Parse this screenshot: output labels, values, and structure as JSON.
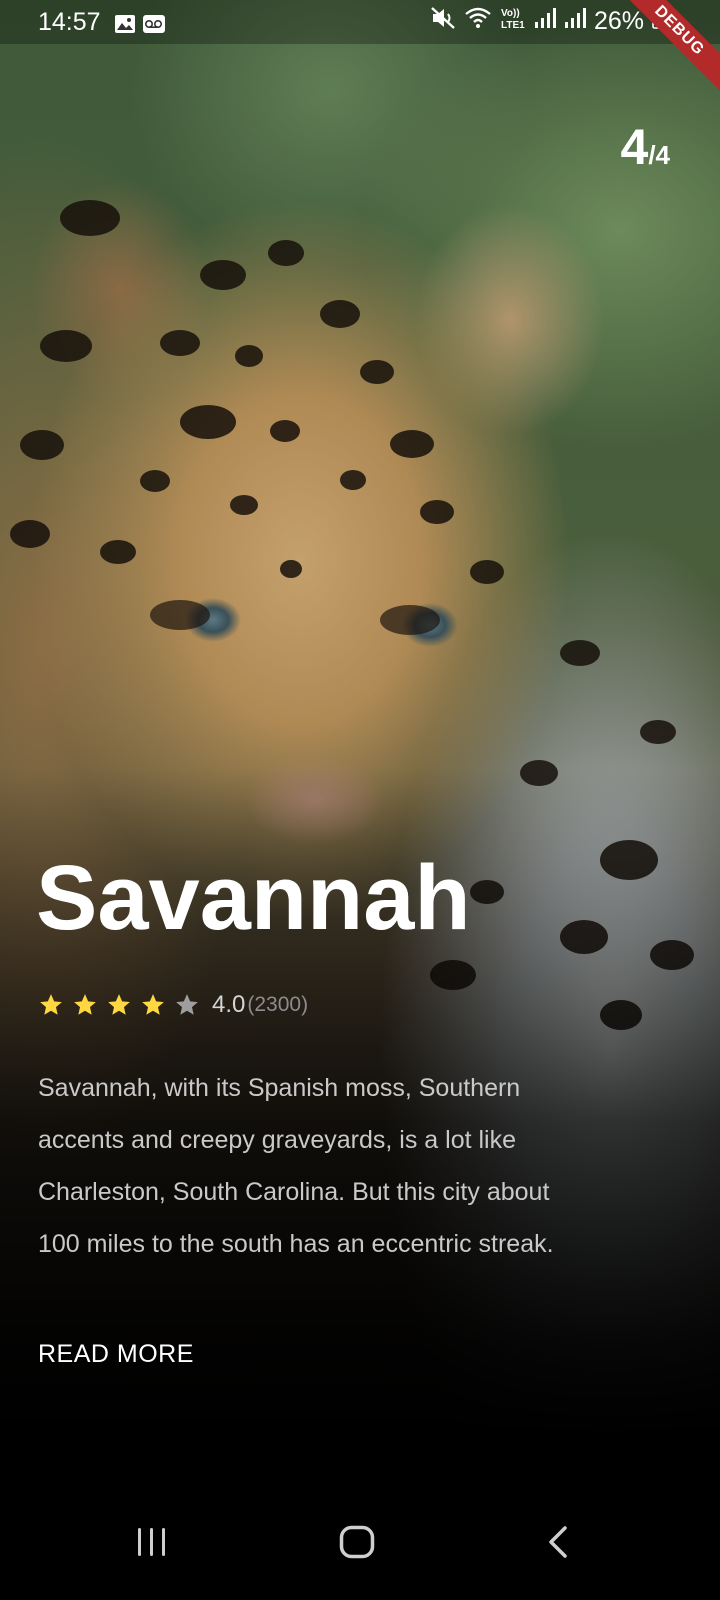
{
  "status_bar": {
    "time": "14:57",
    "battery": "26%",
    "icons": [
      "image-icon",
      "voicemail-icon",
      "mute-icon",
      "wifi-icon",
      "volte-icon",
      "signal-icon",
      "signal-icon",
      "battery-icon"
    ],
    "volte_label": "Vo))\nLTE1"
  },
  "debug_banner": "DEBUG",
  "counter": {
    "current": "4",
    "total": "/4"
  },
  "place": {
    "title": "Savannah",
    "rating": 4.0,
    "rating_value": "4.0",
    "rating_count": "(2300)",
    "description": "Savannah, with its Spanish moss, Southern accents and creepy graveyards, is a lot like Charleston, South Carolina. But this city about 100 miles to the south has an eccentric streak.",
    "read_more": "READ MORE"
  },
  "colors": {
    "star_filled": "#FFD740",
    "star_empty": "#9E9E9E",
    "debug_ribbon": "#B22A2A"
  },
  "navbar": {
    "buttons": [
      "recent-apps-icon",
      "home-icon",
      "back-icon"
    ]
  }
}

--

GOAL: Word for word, quote the lines above. Omit the pictures.

TASK RESPONSE:
Parse this screenshot: output labels, values, and structure as JSON.
{
  "status_bar": {
    "time": "14:57",
    "battery": "26%",
    "icons": [
      "image-icon",
      "voicemail-icon",
      "mute-icon",
      "wifi-icon",
      "volte-icon",
      "signal-icon",
      "signal-icon",
      "battery-icon"
    ],
    "volte_label": "Vo))\nLTE1"
  },
  "debug_banner": "DEBUG",
  "counter": {
    "current": "4",
    "total": "/4"
  },
  "place": {
    "title": "Savannah",
    "rating": 4.0,
    "rating_value": "4.0",
    "rating_count": "(2300)",
    "description": "Savannah, with its Spanish moss, Southern accents and creepy graveyards, is a lot like Charleston, South Carolina. But this city about 100 miles to the south has an eccentric streak.",
    "read_more": "READ MORE"
  },
  "colors": {
    "star_filled": "#FFD740",
    "star_empty": "#9E9E9E",
    "debug_ribbon": "#B22A2A"
  },
  "navbar": {
    "buttons": [
      "recent-apps-icon",
      "home-icon",
      "back-icon"
    ]
  }
}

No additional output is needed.